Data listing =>
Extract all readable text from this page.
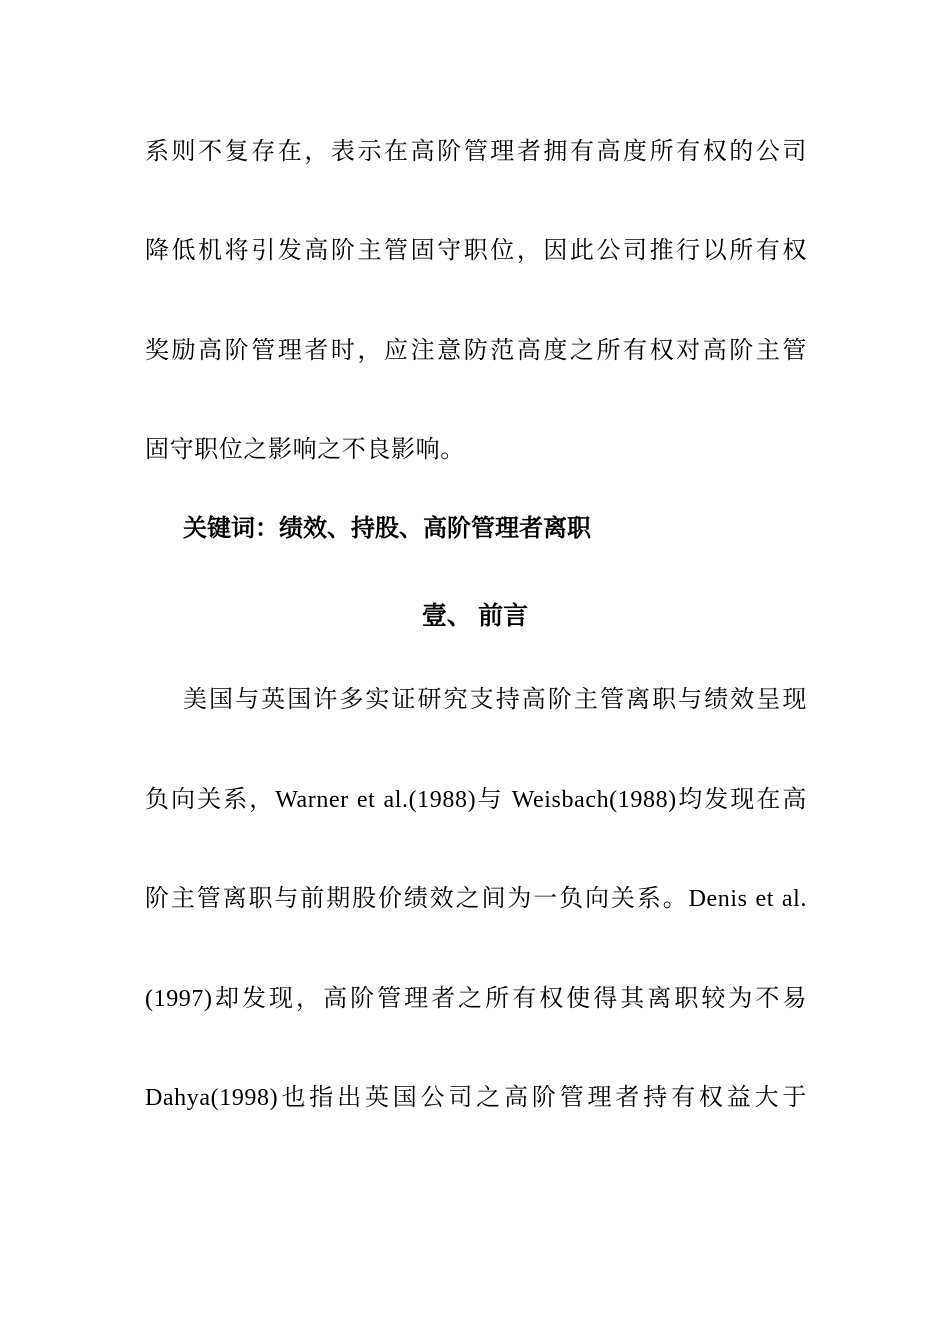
系则不复存在，表示在高阶管理者拥有高度所有权的公司
降低机将引发高阶主管固守职位，因此公司推行以所有权
奖励高阶管理者时，应注意防范高度之所有权对高阶主管
固守职位之影响之不良影响。
关键词：绩效、持股、高阶管理者离职
壹、 前言
美国与英国许多实证研究支持高阶主管离职与绩效呈现
负向关系，Warner et al.(1988)与 Weisbach(1988)均发现在高
阶主管离职与前期股价绩效之间为一负向关系。Denis et al.
(1997)却发现，高阶管理者之所有权使得其离职较为不易
Dahya(1998)也指出英国公司之高阶管理者持有权益大于
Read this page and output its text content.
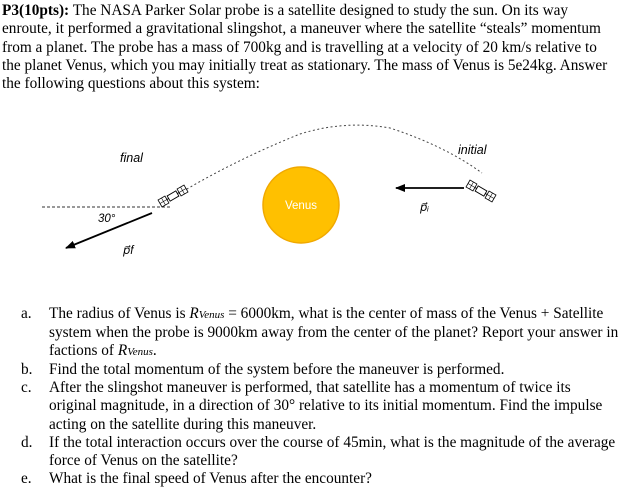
P3(10pts): The NASA Parker Solar probe is a satellite designed to study the sun. On its way enroute, it performed a gravitational slingshot, a maneuver where the satellite “steals” momentum from a planet. The probe has a mass of 700kg and is travelling at a velocity of 20 km/s relative to the planet Venus, which you may initially treat as stationary. The mass of Venus is 5e24kg. Answer the following questions about this system:
Venus
final
initial
30°
p⃗ᵢ
p⃗f
a.	The radius of Venus is RVenus = 6000km, what is the center of mass of the Venus + Satellite system when the probe is 9000km away from the center of the planet? Report your answer in factions of RVenus.
b.	Find the total momentum of the system before the maneuver is performed.
c.	After the slingshot maneuver is performed, that satellite has a momentum of twice its original magnitude, in a direction of 30° relative to its initial momentum. Find the impulse acting on the satellite during this maneuver.
d.	If the total interaction occurs over the course of 45min, what is the magnitude of the average force of Venus on the satellite?
e.	What is the final speed of Venus after the encounter?
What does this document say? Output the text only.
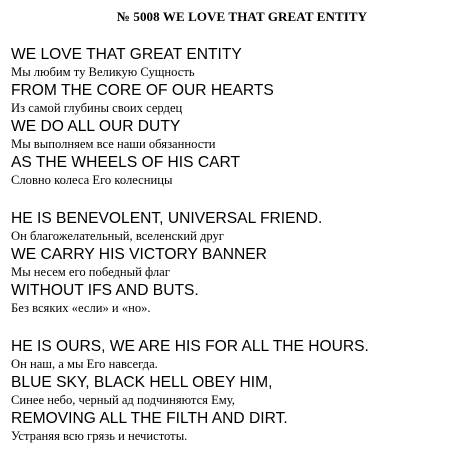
№ 5008 WE LOVE THAT GREAT ENTITY
WE LOVE THAT GREAT ENTITY
Мы любим ту Великую Сущность
FROM THE CORE OF OUR HEARTS
Из самой глубины своих сердец
WE DO ALL OUR DUTY
Мы выполняем все наши обязанности
AS THE WHEELS OF HIS CART
Словно колеса Его колесницы
HE IS BENEVOLENT, UNIVERSAL FRIEND.
Он благожелательный, вселенский друг
WE CARRY HIS VICTORY BANNER
Мы несем его победный флаг
WITHOUT IFS AND BUTS.
Без всяких «если» и «но».
HE IS OURS, WE ARE HIS FOR ALL THE HOURS.
Он наш, а мы Его навсегда.
BLUE SKY, BLACK HELL OBEY HIM,
Синее небо, черный ад подчиняются Ему,
REMOVING ALL THE FILTH AND DIRT.
Устраняя всю грязь и нечистоты.
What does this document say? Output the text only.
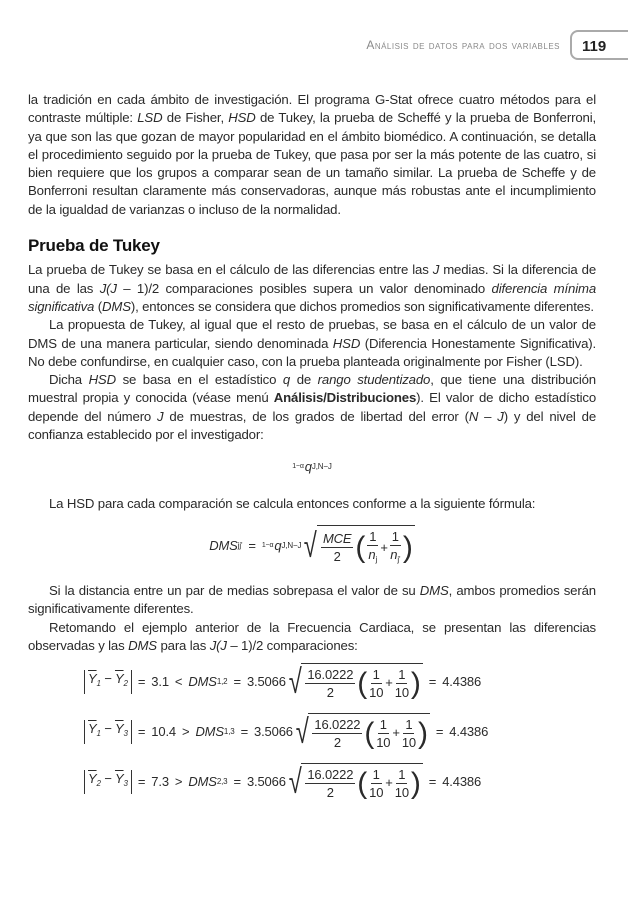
Análisis de datos para dos variables	119

la tradición en cada ámbito de investigación. El programa G-Stat ofrece cuatro métodos para el contraste múltiple: LSD de Fisher, HSD de Tukey, la prueba de Scheffé y la prueba de Bonferroni, ya que son las que gozan de mayor popularidad en el ámbito biomédico. A continuación, se detalla el procedimiento seguido por la prueba de Tukey, que pasa por ser la más potente de las cuatro, si bien requiere que los grupos a comparar sean de un tamaño similar. La prueba de Scheffe y de Bonferroni resultan claramente más conservadoras, aunque más robustas ante el incumplimiento de la igualdad de varianzas o incluso de la normalidad.

Prueba de Tukey

La prueba de Tukey se basa en el cálculo de las diferencias entre las J medias. Si la diferencia de una de las J(J – 1)/2 comparaciones posibles supera un valor denominado diferencia mínima significativa (DMS), entonces se considera que dichos promedios son significativamente diferentes.

La propuesta de Tukey, al igual que el resto de pruebas, se basa en el cálculo de un valor de DMS de una manera particular, siendo denominada HSD (Diferencia Honestamente Significativa). No debe confundirse, en cualquier caso, con la prueba planteada originalmente por Fisher (LSD).

Dicha HSD se basa en el estadístico q de rango studentizado, que tiene una distribución muestral propia y conocida (véase menú Análisis/Distribuciones). El valor de dicho estadístico depende del número J de muestras, de los grados de libertad del error (N – J) y del nivel de confianza establecido por el investigador:

1−α q J,N−J

La HSD para cada comparación se calcula entonces conforme a la siguiente fórmula:

DMS jj' = 1−α q J,N−J √ $\frac{\text{MCE}}{2}$ ( $\frac{1}{n_j} + \frac{1}{n_{j'}}$ )

Si la distancia entre un par de medias sobrepasa el valor de su DMS, ambos promedios serán significativamente diferentes.

Retomando el ejemplo anterior de la Frecuencia Cardiaca, se presentan las diferencias observadas y las DMS para las J(J – 1)/2 comparaciones:

$\overline{Y}_1 - \overline{Y}_2 = 3.1$ < DMS 1,2 = 3.5066 √ $\frac{16.0222}{2}$ ( $\frac{1}{10} + \frac{1}{10}$ ) = 4.4386
$\overline{Y}_1 - \overline{Y}_3 = 10.4$ > DMS 1,3 = 3.5066 √ $\frac{16.0222}{2}$ ( $\frac{1}{10} + \frac{1}{10}$ ) = 4.4386
$\overline{Y}_2 - \overline{Y}_3 = 7.3$ > DMS 2,3 = 3.5066 √ $\frac{16.0222}{2}$ ( $\frac{1}{10} + \frac{1}{10}$ ) = 4.4386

INSTRUCTIONS TO FOLLOW => Report all lines of the data that include the word "probe".

EXERCISE ANSWER =>
P3(10pts): The NASA Parker Solar probe is a satellite designed to study the sun. On its way enroute, it performed a gravitational slingshot, a maneuver where the satellite “steals” momentum from a planet. The probe has a mass of 700kg and is travelling at a velocity of 20 km/s relative to the planet Venus, which you may initially treat as stationary. The mass of Venus is 5e24kg. Answer the following questions about this system:
a.	The radius of Venus is RVenus = 6000km, what is the center of mass of the Venus + Satellite system when the probe is 9000km away from the center of the planet? Report your answer in factions of RVenus.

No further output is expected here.